**Job**
Reproduce the data below word for word, starting at its first line and ending at the line that contains "- data-label: 2,84: [448, 599, 488, 620]", with both ends included.
========
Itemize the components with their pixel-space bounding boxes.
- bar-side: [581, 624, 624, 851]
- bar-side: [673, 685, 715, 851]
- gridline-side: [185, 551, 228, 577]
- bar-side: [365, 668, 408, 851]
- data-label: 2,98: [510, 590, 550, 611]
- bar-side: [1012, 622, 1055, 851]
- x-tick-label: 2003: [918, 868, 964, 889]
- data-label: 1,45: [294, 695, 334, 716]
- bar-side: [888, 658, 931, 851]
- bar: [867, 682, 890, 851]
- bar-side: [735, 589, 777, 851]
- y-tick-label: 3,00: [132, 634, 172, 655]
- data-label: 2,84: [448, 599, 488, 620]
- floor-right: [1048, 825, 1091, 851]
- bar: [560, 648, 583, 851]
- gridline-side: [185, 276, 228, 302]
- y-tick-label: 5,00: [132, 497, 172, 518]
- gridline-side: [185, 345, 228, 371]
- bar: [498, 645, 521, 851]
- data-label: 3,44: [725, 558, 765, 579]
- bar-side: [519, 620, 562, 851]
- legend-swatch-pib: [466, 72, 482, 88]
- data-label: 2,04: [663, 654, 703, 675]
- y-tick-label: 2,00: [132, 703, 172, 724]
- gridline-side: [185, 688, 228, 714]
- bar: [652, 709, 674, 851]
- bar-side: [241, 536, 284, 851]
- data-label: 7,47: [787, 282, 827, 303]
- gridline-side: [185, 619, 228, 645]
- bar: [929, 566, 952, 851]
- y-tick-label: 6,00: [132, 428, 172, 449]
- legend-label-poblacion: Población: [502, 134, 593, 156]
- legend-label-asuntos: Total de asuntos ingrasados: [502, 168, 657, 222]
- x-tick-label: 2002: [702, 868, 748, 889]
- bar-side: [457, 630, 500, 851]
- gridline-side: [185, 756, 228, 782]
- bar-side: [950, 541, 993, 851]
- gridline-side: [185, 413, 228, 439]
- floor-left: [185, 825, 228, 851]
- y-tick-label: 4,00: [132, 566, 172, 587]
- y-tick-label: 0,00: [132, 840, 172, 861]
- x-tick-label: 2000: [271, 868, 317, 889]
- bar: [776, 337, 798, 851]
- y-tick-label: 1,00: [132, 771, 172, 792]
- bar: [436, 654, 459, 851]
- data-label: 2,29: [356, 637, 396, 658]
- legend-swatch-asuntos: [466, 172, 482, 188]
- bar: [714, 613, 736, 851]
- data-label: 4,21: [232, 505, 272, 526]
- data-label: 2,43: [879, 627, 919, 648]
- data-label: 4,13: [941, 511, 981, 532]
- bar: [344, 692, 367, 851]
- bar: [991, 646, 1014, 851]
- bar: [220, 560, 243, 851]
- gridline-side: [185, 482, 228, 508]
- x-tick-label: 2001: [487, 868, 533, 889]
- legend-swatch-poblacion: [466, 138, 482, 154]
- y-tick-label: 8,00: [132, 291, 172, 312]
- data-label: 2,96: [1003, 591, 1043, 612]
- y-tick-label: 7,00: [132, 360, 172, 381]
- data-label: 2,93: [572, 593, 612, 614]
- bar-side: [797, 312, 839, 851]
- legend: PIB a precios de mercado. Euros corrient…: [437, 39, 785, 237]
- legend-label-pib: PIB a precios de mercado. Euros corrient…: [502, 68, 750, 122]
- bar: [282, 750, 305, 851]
========
**Output of the task**
Itemize the components with their pixel-space bounding boxes.
- bar-side: [581, 624, 624, 851]
- bar-side: [673, 685, 715, 851]
- gridline-side: [185, 551, 228, 577]
- bar-side: [365, 668, 408, 851]
- data-label: 2,98: [510, 590, 550, 611]
- bar-side: [1012, 622, 1055, 851]
- x-tick-label: 2003: [918, 868, 964, 889]
- data-label: 1,45: [294, 695, 334, 716]
- bar-side: [888, 658, 931, 851]
- bar: [867, 682, 890, 851]
- bar-side: [735, 589, 777, 851]
- y-tick-label: 3,00: [132, 634, 172, 655]
- data-label: 2,84: [448, 599, 488, 620]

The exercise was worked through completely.